§ **PROBLEM DESCRIPTION**
Copy nothing but the text: reproduce each line of the listing exactly and leave the pictures out.

★ ★ ★ ★ ★

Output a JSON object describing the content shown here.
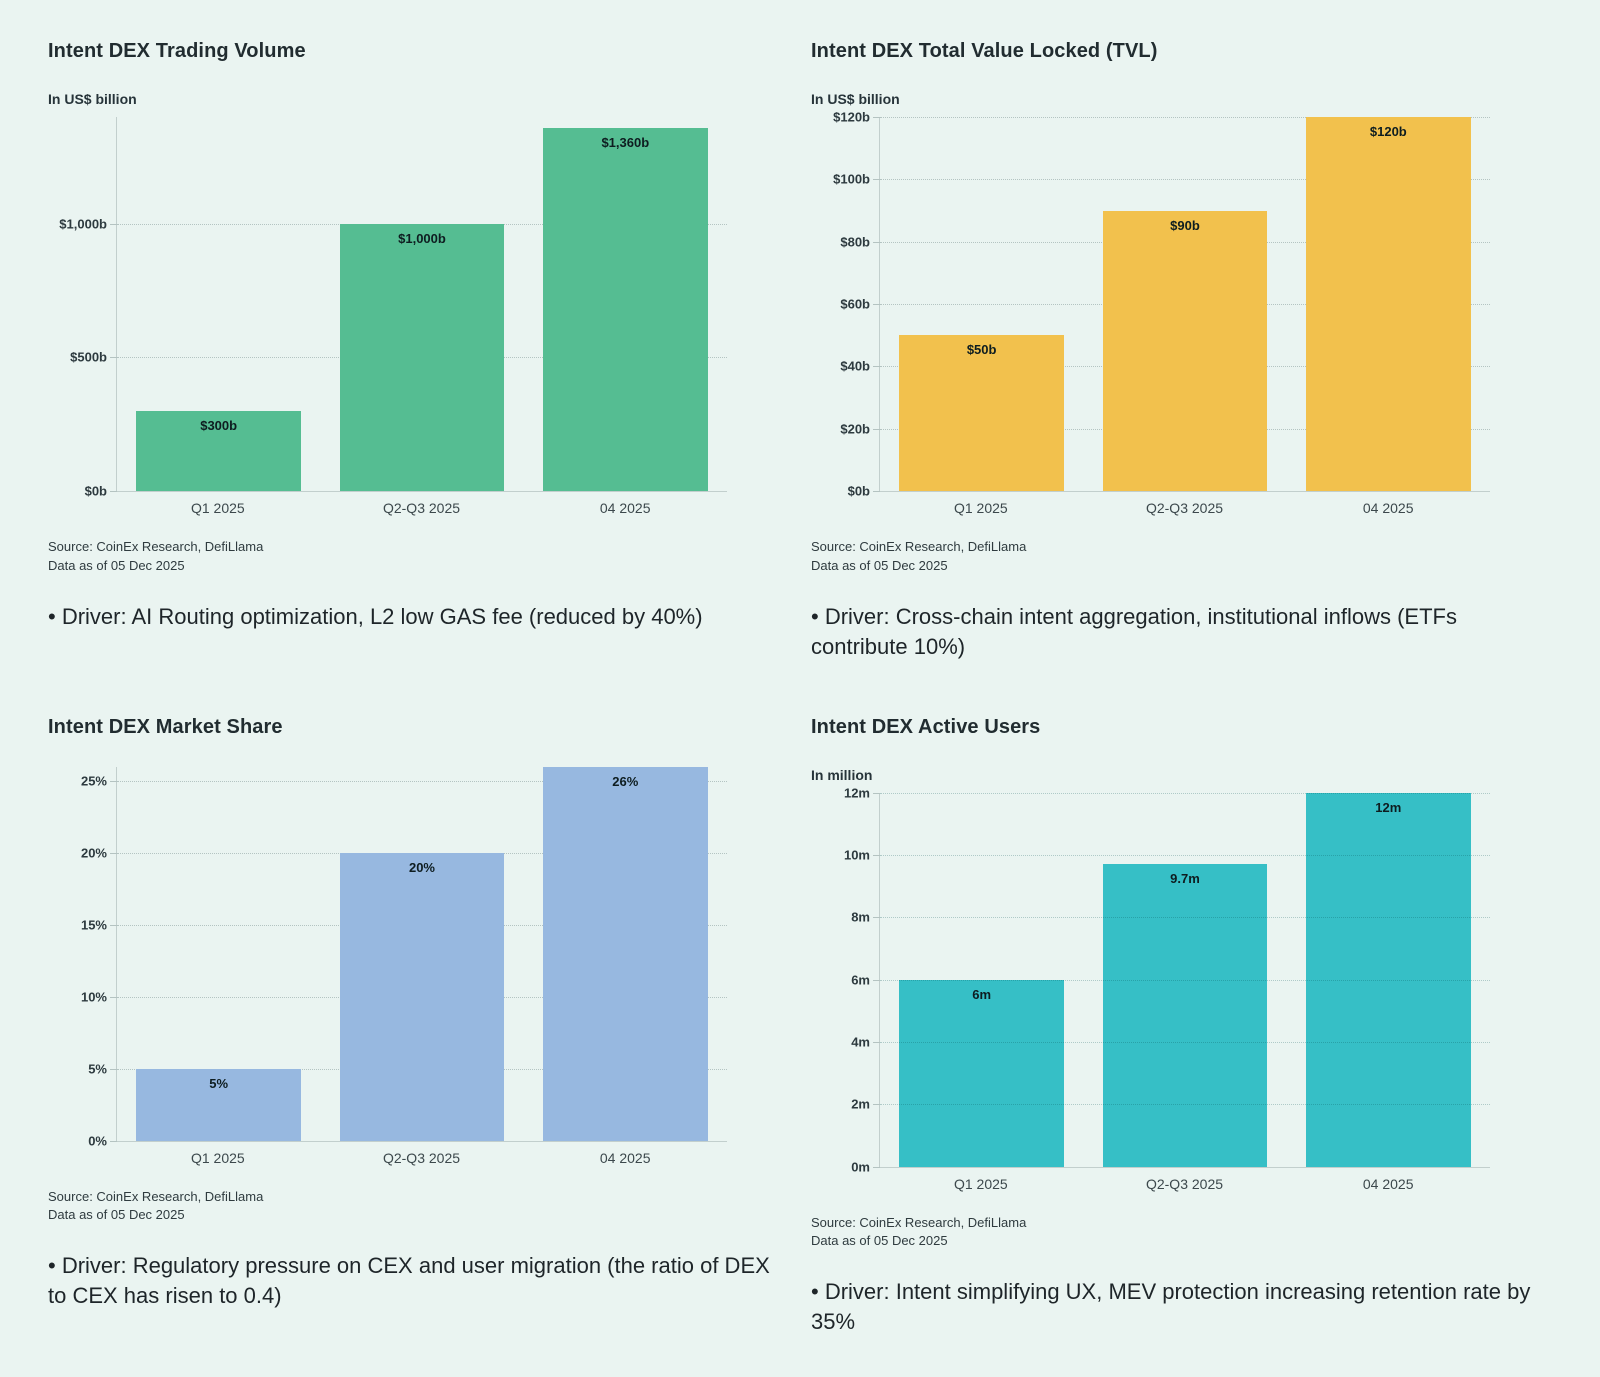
{
  "page": {
    "background_color": "#eaf4f1"
  },
  "chart_data": [
    {
      "type": "bar",
      "title": "Intent DEX Trading Volume",
      "unit_label": "In US$ billion",
      "categories": [
        "Q1 2025",
        "Q2-Q3 2025",
        "04 2025"
      ],
      "values": [
        300,
        1000,
        1360
      ],
      "bar_labels": [
        "$300b",
        "$1,000b",
        "$1,360b"
      ],
      "ylim": [
        0,
        1400
      ],
      "yticks": [
        {
          "value": 0,
          "label": "$0b"
        },
        {
          "value": 500,
          "label": "$500b"
        },
        {
          "value": 1000,
          "label": "$1,000b"
        }
      ],
      "grid": true,
      "legend": "none",
      "bar_color": "#55bd92",
      "source": "Source: CoinEx Research, DefiLlama",
      "data_as_of": "Data as of 05 Dec 2025",
      "driver": "• Driver: AI Routing optimization, L2 low GAS fee (reduced by 40%)"
    },
    {
      "type": "bar",
      "title": "Intent DEX Total Value Locked (TVL)",
      "unit_label": "In US$ billion",
      "categories": [
        "Q1 2025",
        "Q2-Q3 2025",
        "04 2025"
      ],
      "values": [
        50,
        90,
        120
      ],
      "bar_labels": [
        "$50b",
        "$90b",
        "$120b"
      ],
      "ylim": [
        0,
        120
      ],
      "yticks": [
        {
          "value": 0,
          "label": "$0b"
        },
        {
          "value": 20,
          "label": "$20b"
        },
        {
          "value": 40,
          "label": "$40b"
        },
        {
          "value": 60,
          "label": "$60b"
        },
        {
          "value": 80,
          "label": "$80b"
        },
        {
          "value": 100,
          "label": "$100b"
        },
        {
          "value": 120,
          "label": "$120b"
        }
      ],
      "grid": true,
      "legend": "none",
      "bar_color": "#f2c14d",
      "source": "Source: CoinEx Research, DefiLlama",
      "data_as_of": "Data as of 05 Dec 2025",
      "driver": "• Driver: Cross-chain intent aggregation, institutional inflows (ETFs contribute 10%)"
    },
    {
      "type": "bar",
      "title": "Intent DEX Market Share",
      "unit_label": "",
      "categories": [
        "Q1 2025",
        "Q2-Q3 2025",
        "04 2025"
      ],
      "values": [
        5,
        20,
        26
      ],
      "bar_labels": [
        "5%",
        "20%",
        "26%"
      ],
      "ylim": [
        0,
        26
      ],
      "yticks": [
        {
          "value": 0,
          "label": "0%"
        },
        {
          "value": 5,
          "label": "5%"
        },
        {
          "value": 10,
          "label": "10%"
        },
        {
          "value": 15,
          "label": "15%"
        },
        {
          "value": 20,
          "label": "20%"
        },
        {
          "value": 25,
          "label": "25%"
        }
      ],
      "grid": true,
      "legend": "none",
      "bar_color": "#97b8e0",
      "source": "Source: CoinEx Research, DefiLlama",
      "data_as_of": "Data as of 05 Dec 2025",
      "driver": "• Driver: Regulatory pressure on CEX and user migration (the ratio of DEX to CEX has risen to 0.4)"
    },
    {
      "type": "bar",
      "title": "Intent DEX Active Users",
      "unit_label": "In million",
      "categories": [
        "Q1 2025",
        "Q2-Q3 2025",
        "04 2025"
      ],
      "values": [
        6,
        9.7,
        12
      ],
      "bar_labels": [
        "6m",
        "9.7m",
        "12m"
      ],
      "ylim": [
        0,
        12
      ],
      "yticks": [
        {
          "value": 0,
          "label": "0m"
        },
        {
          "value": 2,
          "label": "2m"
        },
        {
          "value": 4,
          "label": "4m"
        },
        {
          "value": 6,
          "label": "6m"
        },
        {
          "value": 8,
          "label": "8m"
        },
        {
          "value": 10,
          "label": "10m"
        },
        {
          "value": 12,
          "label": "12m"
        }
      ],
      "grid": true,
      "gridlines_over_bars": true,
      "legend": "none",
      "bar_color": "#36bfc6",
      "source": "Source: CoinEx Research, DefiLlama",
      "data_as_of": "Data as of 05 Dec 2025",
      "driver": "• Driver: Intent simplifying UX, MEV protection increasing retention rate by 35%"
    }
  ]
}
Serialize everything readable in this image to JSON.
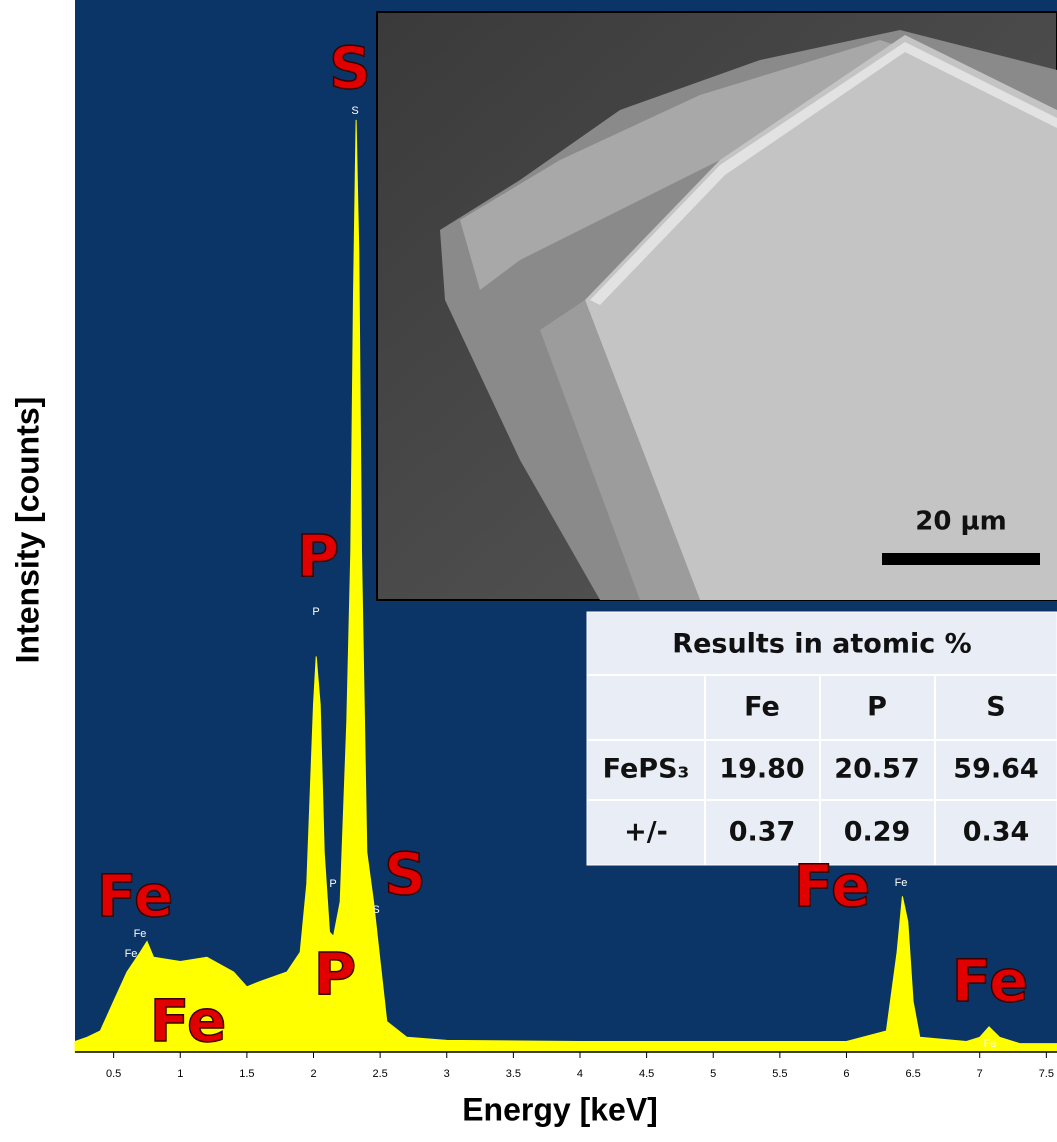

★ ★ ★ ★ ★

§ **RESULT FOR THIS TASK**
Output a JSON object describing the content shown here.
{
  "page": {
    "background_color": "#eaf4f1"
  },
  "chart_data": [
    {
      "type": "bar",
      "title": "Intent DEX Trading Volume",
      "unit_label": "In US$ billion",
      "categories": [
        "Q1 2025",
        "Q2-Q3 2025",
        "04 2025"
      ],
      "values": [
        300,
        1000,
        1360
      ],
      "bar_labels": [
        "$300b",
        "$1,000b",
        "$1,360b"
      ],
      "ylim": [
        0,
        1400
      ],
      "yticks": [
        {
          "value": 0,
          "label": "$0b"
        },
        {
          "value": 500,
          "label": "$500b"
        },
        {
          "value": 1000,
          "label": "$1,000b"
        }
      ],
      "grid": true,
      "legend": "none",
      "bar_color": "#55bd92",
      "source": "Source: CoinEx Research, DefiLlama",
      "data_as_of": "Data as of 05 Dec 2025",
      "driver": "• Driver: AI Routing optimization, L2 low GAS fee (reduced by 40%)"
    },
    {
      "type": "bar",
      "title": "Intent DEX Total Value Locked (TVL)",
      "unit_label": "In US$ billion",
      "categories": [
        "Q1 2025",
        "Q2-Q3 2025",
        "04 2025"
      ],
      "values": [
        50,
        90,
        120
      ],
      "bar_labels": [
        "$50b",
        "$90b",
        "$120b"
      ],
      "ylim": [
        0,
        120
      ],
      "yticks": [
        {
          "value": 0,
          "label": "$0b"
        },
        {
          "value": 20,
          "label": "$20b"
        },
        {
          "value": 40,
          "label": "$40b"
        },
        {
          "value": 60,
          "label": "$60b"
        },
        {
          "value": 80,
          "label": "$80b"
        },
        {
          "value": 100,
          "label": "$100b"
        },
        {
          "value": 120,
          "label": "$120b"
        }
      ],
      "grid": true,
      "legend": "none",
      "bar_color": "#f2c14d",
      "source": "Source: CoinEx Research, DefiLlama",
      "data_as_of": "Data as of 05 Dec 2025",
      "driver": "• Driver: Cross-chain intent aggregation, institutional inflows (ETFs contribute 10%)"
    },
    {
      "type": "bar",
      "title": "Intent DEX Market Share",
      "unit_label": "",
      "categories": [
        "Q1 2025",
        "Q2-Q3 2025",
        "04 2025"
      ],
      "values": [
        5,
        20,
        26
      ],
      "bar_labels": [
        "5%",
        "20%",
        "26%"
      ],
      "ylim": [
        0,
        26
      ],
      "yticks": [
        {
          "value": 0,
          "label": "0%"
        },
        {
          "value": 5,
          "label": "5%"
        },
        {
          "value": 10,
          "label": "10%"
        },
        {
          "value": 15,
          "label": "15%"
        },
        {
          "value": 20,
          "label": "20%"
        },
        {
          "value": 25,
          "label": "25%"
        }
      ],
      "grid": true,
      "legend": "none",
      "bar_color": "#97b8e0",
      "source": "Source: CoinEx Research, DefiLlama",
      "data_as_of": "Data as of 05 Dec 2025",
      "driver": "• Driver: Regulatory pressure on CEX and user migration (the ratio of DEX to CEX has risen to 0.4)"
    },
    {
      "type": "bar",
      "title": "Intent DEX Active Users",
      "unit_label": "In million",
      "categories": [
        "Q1 2025",
        "Q2-Q3 2025",
        "04 2025"
      ],
      "values": [
        6,
        9.7,
        12
      ],
      "bar_labels": [
        "6m",
        "9.7m",
        "12m"
      ],
      "ylim": [
        0,
        12
      ],
      "yticks": [
        {
          "value": 0,
          "label": "0m"
        },
        {
          "value": 2,
          "label": "2m"
        },
        {
          "value": 4,
          "label": "4m"
        },
        {
          "value": 6,
          "label": "6m"
        },
        {
          "value": 8,
          "label": "8m"
        },
        {
          "value": 10,
          "label": "10m"
        },
        {
          "value": 12,
          "label": "12m"
        }
      ],
      "grid": true,
      "gridlines_over_bars": true,
      "legend": "none",
      "bar_color": "#36bfc6",
      "source": "Source: CoinEx Research, DefiLlama",
      "data_as_of": "Data as of 05 Dec 2025",
      "driver": "• Driver: Intent simplifying UX, MEV protection increasing retention rate by 35%"
    }
  ]
}
Serialize everything readable in this image to JSON.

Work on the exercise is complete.